_TASK GOAL_
Pick out the lines containing "COORDINATIVE".

_DATASET EXCERPTS_
(begin)
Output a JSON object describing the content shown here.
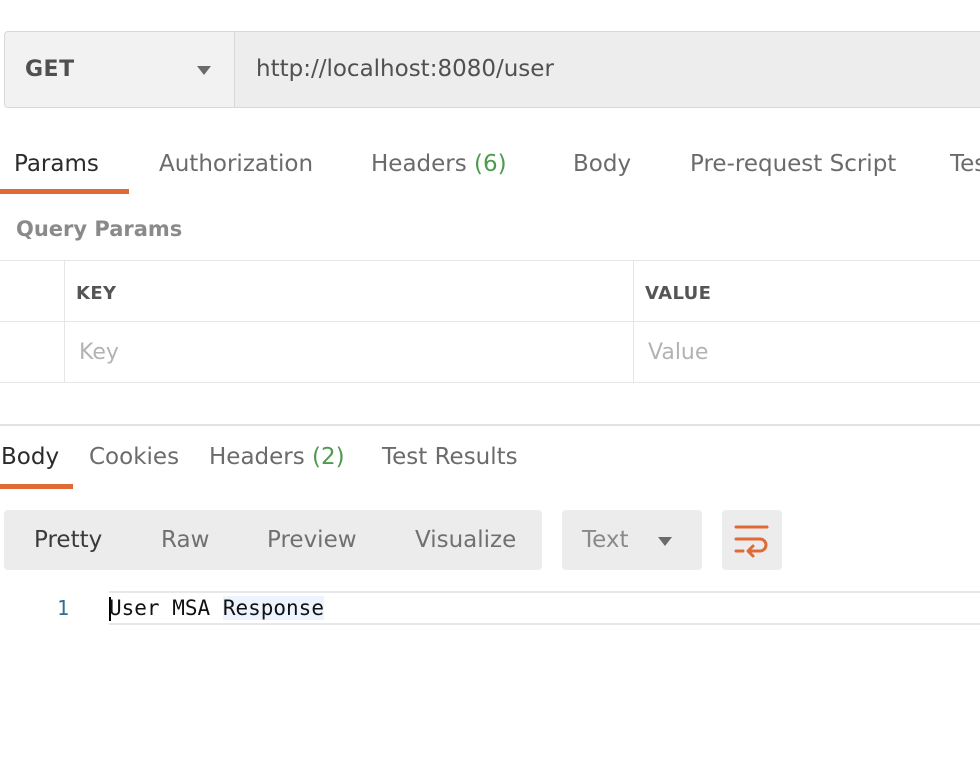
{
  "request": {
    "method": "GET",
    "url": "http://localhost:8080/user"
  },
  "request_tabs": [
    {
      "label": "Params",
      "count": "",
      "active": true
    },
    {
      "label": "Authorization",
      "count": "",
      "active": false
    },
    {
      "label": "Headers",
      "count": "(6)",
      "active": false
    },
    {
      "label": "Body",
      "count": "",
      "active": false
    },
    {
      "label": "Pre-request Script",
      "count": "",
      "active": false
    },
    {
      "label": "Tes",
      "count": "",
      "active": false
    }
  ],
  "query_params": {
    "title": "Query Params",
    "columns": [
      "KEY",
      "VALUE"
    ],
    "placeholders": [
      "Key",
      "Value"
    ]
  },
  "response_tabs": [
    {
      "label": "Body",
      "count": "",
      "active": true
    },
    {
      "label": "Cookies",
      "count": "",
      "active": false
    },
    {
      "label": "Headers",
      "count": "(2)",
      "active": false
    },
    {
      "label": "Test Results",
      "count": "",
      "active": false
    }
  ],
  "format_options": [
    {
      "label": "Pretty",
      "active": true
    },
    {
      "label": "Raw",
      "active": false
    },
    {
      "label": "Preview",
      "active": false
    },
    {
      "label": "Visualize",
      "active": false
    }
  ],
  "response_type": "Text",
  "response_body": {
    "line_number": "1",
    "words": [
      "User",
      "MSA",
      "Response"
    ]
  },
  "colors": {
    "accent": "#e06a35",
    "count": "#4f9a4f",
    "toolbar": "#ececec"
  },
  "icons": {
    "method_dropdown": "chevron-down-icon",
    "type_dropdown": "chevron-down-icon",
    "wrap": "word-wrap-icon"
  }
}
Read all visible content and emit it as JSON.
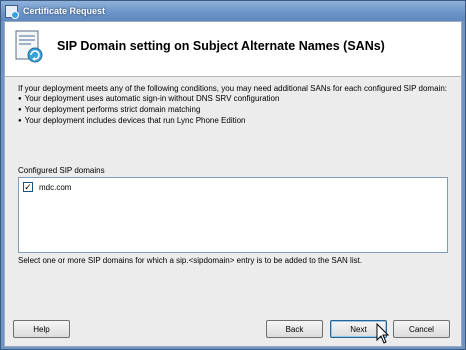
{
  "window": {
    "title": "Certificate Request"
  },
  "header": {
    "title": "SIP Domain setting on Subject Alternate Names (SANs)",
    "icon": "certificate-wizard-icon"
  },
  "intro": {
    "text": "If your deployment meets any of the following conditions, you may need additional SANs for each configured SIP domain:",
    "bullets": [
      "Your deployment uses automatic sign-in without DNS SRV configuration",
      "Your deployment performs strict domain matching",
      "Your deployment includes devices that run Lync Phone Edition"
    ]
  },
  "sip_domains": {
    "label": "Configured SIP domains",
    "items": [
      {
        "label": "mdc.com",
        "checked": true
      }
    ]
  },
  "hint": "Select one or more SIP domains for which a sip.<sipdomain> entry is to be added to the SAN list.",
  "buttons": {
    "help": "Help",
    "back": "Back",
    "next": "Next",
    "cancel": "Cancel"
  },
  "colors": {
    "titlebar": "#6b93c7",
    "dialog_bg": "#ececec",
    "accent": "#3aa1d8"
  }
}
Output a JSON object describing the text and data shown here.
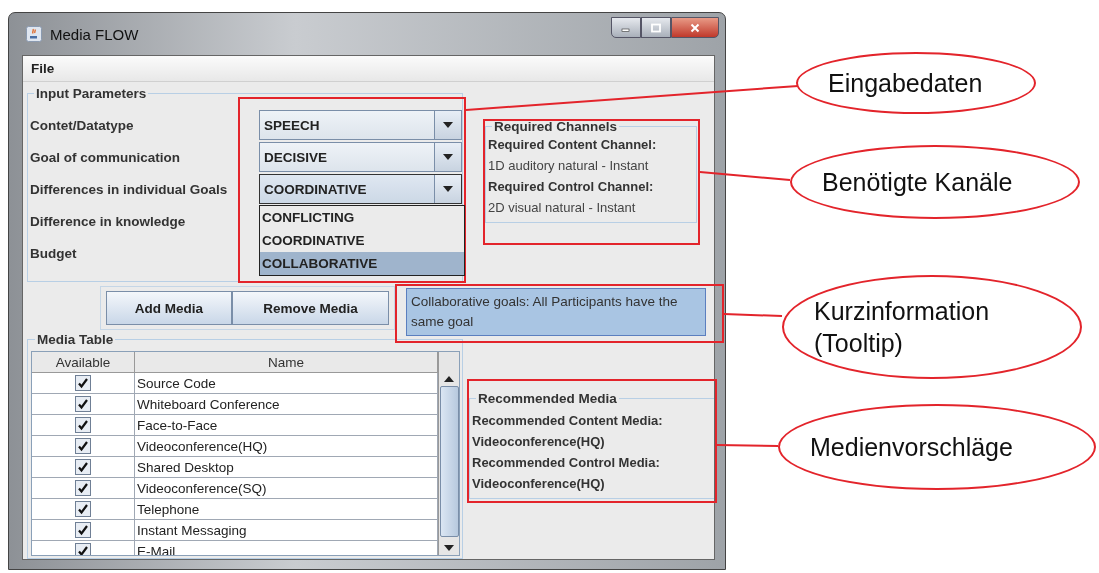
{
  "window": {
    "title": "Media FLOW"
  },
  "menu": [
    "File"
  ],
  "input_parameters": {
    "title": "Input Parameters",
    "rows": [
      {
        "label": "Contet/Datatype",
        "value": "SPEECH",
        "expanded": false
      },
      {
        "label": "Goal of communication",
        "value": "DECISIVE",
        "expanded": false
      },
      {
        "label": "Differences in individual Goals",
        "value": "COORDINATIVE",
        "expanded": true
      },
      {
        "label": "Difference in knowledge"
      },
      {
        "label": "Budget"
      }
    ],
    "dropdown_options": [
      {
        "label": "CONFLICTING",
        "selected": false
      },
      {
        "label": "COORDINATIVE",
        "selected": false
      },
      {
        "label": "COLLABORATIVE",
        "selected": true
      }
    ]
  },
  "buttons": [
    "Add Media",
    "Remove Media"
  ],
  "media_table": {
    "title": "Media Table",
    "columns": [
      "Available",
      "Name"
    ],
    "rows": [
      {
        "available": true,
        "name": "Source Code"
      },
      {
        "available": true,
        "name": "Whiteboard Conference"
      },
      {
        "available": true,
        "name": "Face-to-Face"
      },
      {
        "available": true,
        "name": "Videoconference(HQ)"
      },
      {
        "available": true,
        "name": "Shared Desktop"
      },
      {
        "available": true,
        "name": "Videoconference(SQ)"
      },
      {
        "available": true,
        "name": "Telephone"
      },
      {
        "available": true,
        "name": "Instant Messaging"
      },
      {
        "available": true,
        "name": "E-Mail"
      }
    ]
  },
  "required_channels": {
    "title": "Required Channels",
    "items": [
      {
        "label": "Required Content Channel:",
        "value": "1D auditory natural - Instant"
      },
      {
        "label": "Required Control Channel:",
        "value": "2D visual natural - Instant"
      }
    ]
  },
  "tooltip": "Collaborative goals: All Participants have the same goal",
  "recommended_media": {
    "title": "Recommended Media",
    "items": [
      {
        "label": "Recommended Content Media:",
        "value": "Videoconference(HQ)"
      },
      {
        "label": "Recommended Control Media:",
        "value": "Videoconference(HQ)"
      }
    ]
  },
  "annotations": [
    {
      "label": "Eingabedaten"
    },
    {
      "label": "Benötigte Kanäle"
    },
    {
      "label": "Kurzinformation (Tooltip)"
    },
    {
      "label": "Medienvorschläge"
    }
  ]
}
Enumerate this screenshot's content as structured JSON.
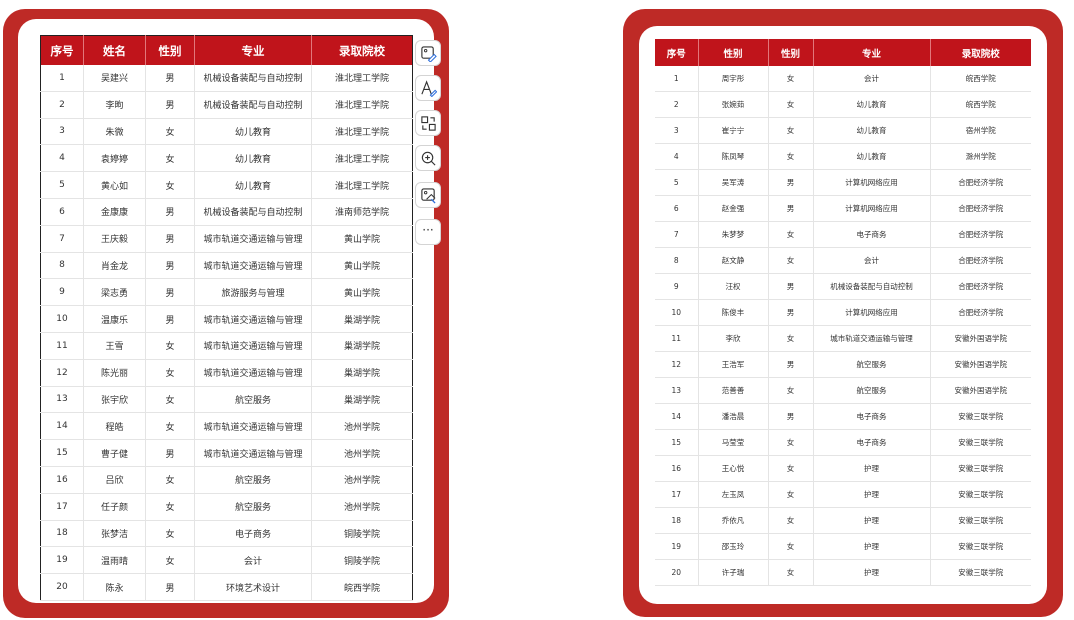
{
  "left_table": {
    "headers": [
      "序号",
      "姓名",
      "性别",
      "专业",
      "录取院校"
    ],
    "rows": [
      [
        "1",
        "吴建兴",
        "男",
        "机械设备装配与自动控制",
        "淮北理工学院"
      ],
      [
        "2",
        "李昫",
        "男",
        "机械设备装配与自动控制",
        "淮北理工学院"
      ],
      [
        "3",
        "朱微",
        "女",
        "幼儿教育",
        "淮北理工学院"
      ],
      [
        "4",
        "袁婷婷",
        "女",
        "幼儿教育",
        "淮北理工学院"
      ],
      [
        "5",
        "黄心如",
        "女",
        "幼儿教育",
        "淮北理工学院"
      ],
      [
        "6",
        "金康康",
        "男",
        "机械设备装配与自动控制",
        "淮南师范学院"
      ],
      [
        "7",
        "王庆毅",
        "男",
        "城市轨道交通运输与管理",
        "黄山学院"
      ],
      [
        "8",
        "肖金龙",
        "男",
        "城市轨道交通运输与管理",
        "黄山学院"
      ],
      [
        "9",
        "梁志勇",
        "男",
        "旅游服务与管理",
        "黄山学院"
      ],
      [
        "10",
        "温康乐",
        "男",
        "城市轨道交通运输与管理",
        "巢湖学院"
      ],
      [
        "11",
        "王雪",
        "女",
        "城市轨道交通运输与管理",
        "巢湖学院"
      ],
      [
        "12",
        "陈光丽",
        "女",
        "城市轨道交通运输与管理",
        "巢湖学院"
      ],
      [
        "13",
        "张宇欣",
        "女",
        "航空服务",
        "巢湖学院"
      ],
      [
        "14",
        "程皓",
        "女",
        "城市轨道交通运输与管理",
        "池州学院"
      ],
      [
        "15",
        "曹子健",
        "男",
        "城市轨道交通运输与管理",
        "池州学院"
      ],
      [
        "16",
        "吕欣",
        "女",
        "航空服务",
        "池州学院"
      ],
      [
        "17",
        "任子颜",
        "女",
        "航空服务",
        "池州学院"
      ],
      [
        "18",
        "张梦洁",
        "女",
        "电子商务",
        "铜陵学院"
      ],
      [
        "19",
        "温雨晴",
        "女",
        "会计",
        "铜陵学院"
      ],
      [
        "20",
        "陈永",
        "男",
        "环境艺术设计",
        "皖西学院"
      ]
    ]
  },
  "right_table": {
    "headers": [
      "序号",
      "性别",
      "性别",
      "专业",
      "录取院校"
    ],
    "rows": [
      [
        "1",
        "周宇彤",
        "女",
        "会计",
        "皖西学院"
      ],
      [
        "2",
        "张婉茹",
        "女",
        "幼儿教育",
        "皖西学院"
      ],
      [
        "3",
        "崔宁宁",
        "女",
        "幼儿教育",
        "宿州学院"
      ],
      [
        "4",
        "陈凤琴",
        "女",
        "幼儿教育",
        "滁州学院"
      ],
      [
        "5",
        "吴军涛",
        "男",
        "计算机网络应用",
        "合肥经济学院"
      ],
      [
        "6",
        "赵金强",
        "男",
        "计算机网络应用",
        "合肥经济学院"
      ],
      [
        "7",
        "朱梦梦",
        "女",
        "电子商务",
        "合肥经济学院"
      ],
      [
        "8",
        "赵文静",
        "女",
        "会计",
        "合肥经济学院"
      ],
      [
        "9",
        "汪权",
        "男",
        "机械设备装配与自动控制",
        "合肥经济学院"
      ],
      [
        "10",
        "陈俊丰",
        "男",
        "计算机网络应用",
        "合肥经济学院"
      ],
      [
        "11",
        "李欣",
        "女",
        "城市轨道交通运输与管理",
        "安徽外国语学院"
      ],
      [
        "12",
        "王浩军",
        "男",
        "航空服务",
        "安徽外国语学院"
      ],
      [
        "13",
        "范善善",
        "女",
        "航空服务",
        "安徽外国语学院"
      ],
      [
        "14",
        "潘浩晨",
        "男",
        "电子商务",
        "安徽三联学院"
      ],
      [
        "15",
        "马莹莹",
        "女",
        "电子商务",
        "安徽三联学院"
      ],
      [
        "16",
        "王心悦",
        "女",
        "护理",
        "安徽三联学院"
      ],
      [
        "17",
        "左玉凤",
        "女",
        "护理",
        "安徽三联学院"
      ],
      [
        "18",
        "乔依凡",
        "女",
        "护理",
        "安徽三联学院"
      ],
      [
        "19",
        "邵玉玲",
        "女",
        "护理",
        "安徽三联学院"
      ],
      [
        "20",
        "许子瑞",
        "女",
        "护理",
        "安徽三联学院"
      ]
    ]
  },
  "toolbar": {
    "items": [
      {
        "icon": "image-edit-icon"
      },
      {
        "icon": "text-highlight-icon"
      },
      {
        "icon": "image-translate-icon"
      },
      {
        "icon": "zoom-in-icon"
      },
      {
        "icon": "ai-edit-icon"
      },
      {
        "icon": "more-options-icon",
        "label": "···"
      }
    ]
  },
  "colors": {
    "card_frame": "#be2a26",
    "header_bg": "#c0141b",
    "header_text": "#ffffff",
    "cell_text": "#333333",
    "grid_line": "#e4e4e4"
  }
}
(end)
_FINISHED TASK_
        "value": "COORDINATIVE",
        "label": "COORDINATIVE",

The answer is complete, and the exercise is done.